_Work instruction_
The count of lines below that include the string "binary" is the whole answer; write it alone.

_Input records_
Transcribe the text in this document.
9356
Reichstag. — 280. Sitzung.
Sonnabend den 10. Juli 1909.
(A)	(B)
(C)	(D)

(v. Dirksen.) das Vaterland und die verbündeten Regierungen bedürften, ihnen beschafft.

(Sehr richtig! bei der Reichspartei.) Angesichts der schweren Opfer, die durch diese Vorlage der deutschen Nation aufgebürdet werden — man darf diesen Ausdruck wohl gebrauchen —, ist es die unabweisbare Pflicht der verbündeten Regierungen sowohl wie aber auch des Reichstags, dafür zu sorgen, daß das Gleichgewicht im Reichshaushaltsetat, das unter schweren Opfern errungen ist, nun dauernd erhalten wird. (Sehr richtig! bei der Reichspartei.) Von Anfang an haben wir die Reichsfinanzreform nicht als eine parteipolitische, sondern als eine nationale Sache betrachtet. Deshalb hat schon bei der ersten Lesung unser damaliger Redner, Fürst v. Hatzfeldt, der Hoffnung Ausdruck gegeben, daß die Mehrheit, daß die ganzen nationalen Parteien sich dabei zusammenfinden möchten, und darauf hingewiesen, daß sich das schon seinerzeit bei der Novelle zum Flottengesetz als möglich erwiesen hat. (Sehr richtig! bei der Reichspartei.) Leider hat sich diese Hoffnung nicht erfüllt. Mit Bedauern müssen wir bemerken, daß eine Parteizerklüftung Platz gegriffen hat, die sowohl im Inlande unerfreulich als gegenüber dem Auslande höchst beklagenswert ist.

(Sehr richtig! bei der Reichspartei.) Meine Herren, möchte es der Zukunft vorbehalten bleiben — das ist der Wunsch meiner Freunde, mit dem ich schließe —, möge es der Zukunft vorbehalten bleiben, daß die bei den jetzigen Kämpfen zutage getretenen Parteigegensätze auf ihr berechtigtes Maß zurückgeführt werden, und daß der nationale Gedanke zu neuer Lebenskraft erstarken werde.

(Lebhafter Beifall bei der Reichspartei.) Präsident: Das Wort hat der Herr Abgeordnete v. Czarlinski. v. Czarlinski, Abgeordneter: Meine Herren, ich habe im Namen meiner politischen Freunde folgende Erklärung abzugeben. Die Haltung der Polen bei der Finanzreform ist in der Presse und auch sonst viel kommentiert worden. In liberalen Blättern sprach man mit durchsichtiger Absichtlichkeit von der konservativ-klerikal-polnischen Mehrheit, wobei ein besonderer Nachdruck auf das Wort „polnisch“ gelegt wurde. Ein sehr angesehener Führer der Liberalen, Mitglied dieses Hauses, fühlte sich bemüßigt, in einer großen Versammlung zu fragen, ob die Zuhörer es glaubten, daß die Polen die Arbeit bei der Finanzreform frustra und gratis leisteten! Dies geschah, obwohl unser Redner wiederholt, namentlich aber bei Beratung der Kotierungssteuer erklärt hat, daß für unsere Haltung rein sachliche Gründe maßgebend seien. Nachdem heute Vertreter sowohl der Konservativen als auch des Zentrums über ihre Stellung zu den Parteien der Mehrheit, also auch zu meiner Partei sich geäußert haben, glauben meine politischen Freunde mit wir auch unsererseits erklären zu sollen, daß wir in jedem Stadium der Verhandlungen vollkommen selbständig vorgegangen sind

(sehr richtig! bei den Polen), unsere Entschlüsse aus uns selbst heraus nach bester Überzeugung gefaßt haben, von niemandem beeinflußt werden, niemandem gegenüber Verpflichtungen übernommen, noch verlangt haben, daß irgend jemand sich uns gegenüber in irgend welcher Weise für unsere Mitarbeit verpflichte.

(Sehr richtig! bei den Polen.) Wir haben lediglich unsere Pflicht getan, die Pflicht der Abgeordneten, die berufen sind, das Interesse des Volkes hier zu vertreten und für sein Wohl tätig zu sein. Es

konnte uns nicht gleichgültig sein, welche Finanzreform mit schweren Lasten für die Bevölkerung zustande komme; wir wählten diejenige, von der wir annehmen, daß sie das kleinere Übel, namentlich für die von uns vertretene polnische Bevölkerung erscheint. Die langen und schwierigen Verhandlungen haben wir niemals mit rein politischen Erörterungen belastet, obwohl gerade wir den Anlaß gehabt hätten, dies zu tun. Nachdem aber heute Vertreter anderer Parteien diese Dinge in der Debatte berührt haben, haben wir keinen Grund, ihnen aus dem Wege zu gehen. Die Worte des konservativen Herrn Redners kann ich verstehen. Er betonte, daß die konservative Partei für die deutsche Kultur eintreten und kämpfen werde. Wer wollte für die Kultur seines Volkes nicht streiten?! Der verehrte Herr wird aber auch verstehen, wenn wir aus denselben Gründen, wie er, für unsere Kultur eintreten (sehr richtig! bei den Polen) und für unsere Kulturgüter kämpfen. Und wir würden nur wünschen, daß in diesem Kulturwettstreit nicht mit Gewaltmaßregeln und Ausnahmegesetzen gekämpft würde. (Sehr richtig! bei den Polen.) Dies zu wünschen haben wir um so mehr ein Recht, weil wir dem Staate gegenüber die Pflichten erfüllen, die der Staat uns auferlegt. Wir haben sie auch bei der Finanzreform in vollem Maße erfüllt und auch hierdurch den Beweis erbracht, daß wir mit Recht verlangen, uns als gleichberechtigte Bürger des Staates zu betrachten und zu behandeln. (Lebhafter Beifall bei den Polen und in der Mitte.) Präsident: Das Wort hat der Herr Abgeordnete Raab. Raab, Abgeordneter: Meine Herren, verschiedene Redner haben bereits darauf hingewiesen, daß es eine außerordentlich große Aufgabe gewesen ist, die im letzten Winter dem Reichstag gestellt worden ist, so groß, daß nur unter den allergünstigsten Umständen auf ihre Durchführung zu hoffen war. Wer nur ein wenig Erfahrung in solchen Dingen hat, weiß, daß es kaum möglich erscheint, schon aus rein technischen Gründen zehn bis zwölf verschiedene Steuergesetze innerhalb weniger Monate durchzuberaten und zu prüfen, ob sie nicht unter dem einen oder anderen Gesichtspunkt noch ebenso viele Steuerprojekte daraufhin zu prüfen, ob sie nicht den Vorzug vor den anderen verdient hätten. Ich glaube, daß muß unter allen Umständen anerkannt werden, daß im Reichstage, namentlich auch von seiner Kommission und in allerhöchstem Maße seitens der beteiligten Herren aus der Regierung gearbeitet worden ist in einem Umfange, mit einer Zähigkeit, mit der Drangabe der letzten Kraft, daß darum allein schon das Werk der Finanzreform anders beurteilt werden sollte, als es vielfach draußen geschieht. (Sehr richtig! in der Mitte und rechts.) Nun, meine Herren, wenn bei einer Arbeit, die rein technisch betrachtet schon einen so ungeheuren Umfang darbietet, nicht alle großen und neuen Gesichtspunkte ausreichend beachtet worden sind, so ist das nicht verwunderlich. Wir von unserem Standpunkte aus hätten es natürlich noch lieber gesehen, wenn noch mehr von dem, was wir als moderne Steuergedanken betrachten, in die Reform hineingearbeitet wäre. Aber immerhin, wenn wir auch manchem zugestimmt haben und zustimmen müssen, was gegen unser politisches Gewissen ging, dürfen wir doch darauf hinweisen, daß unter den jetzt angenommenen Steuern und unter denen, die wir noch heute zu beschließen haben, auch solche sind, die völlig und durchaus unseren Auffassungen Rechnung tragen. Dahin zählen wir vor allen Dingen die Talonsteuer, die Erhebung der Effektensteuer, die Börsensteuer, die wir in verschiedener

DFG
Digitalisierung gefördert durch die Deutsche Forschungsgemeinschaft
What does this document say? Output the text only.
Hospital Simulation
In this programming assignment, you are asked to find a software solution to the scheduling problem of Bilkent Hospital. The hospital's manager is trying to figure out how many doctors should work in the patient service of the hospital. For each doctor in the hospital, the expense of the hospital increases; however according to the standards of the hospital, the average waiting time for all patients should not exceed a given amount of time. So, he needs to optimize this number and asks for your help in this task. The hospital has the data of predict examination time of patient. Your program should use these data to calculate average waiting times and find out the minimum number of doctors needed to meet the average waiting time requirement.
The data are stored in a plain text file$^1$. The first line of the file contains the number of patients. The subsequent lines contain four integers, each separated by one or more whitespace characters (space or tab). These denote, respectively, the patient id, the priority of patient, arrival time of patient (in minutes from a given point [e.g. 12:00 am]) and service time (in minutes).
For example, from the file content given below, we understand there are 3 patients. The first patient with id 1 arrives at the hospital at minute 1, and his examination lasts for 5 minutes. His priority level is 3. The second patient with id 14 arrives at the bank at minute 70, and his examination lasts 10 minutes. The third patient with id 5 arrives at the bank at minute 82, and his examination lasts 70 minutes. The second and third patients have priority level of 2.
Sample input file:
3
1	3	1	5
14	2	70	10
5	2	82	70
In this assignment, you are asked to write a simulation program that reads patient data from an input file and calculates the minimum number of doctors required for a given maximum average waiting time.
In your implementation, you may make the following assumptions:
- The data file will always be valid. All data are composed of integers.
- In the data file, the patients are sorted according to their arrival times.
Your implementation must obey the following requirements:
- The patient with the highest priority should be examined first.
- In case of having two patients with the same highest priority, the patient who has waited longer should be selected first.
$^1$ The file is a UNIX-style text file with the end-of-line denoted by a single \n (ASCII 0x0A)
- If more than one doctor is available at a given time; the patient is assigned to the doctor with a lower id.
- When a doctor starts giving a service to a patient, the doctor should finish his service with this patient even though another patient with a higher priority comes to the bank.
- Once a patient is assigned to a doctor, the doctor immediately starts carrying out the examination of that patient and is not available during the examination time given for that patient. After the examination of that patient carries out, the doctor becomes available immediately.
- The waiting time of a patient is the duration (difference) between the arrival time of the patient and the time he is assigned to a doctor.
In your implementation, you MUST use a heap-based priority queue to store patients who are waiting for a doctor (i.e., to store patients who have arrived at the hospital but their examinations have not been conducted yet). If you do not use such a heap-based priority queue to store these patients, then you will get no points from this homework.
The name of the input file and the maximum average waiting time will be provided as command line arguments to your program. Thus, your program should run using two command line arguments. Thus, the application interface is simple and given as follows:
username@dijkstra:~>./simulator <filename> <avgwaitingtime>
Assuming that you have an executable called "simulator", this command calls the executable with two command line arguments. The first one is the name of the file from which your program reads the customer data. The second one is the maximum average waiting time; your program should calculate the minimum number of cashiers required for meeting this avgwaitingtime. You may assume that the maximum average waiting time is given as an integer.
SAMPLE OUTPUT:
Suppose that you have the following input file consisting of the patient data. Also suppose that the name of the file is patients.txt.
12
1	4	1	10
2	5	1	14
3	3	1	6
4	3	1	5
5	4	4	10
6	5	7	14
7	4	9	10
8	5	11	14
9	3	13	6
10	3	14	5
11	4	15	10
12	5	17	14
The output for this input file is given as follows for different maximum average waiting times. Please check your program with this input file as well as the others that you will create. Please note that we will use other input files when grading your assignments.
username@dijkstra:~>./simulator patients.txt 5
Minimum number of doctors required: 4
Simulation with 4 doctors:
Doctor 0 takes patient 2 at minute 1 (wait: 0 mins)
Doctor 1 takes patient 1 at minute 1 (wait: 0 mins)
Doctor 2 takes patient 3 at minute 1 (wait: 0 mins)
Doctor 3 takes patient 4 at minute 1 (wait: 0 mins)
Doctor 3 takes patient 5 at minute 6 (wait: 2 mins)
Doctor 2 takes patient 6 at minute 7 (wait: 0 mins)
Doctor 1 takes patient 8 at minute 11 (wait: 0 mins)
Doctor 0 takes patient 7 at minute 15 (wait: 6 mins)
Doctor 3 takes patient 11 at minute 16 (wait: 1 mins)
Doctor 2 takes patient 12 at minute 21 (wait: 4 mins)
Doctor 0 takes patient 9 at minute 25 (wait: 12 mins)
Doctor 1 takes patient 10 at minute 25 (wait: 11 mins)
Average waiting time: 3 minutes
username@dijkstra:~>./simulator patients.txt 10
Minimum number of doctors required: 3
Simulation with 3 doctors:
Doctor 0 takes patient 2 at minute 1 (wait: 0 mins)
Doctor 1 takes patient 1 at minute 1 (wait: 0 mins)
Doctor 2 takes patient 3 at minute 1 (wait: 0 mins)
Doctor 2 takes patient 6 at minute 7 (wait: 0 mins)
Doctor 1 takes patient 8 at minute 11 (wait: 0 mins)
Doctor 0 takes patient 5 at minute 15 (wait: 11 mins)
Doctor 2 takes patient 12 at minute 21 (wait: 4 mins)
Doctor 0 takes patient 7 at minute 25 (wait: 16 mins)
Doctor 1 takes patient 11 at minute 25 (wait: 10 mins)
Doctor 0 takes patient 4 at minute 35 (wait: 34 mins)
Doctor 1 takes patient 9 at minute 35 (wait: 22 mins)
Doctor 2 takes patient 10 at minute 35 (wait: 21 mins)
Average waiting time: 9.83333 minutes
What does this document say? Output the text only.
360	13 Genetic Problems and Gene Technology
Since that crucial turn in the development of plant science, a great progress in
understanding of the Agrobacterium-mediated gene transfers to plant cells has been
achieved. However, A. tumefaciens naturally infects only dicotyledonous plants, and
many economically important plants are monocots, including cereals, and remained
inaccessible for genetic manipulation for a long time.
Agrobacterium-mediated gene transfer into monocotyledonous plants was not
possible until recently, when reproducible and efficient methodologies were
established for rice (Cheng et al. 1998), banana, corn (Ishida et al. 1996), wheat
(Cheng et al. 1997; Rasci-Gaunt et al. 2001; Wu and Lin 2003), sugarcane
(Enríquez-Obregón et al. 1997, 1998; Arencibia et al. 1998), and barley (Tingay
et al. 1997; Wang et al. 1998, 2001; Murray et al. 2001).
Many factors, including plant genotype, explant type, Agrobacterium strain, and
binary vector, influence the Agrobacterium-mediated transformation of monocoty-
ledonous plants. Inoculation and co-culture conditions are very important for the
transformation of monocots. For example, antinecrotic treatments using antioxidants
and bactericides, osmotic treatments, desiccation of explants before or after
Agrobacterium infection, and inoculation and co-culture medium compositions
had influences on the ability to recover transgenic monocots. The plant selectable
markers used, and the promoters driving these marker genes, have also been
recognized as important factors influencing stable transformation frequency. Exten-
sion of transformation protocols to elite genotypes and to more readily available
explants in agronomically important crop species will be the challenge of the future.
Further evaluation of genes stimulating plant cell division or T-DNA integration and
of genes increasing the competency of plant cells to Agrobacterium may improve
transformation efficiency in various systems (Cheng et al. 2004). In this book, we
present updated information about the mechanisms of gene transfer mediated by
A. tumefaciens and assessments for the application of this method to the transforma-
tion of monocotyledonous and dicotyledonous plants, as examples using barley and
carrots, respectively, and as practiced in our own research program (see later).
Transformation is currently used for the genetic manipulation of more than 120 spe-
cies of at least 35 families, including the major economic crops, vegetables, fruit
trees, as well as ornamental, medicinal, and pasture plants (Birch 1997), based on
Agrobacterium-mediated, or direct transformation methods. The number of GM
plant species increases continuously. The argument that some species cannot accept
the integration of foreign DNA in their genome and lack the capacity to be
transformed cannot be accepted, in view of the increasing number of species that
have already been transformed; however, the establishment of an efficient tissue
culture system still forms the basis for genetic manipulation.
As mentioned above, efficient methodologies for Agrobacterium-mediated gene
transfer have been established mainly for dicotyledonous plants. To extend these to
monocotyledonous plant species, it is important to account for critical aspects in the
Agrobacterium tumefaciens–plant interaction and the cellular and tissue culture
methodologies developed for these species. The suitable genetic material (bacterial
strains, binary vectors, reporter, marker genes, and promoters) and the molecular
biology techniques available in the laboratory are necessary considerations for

_Answer for the task_
2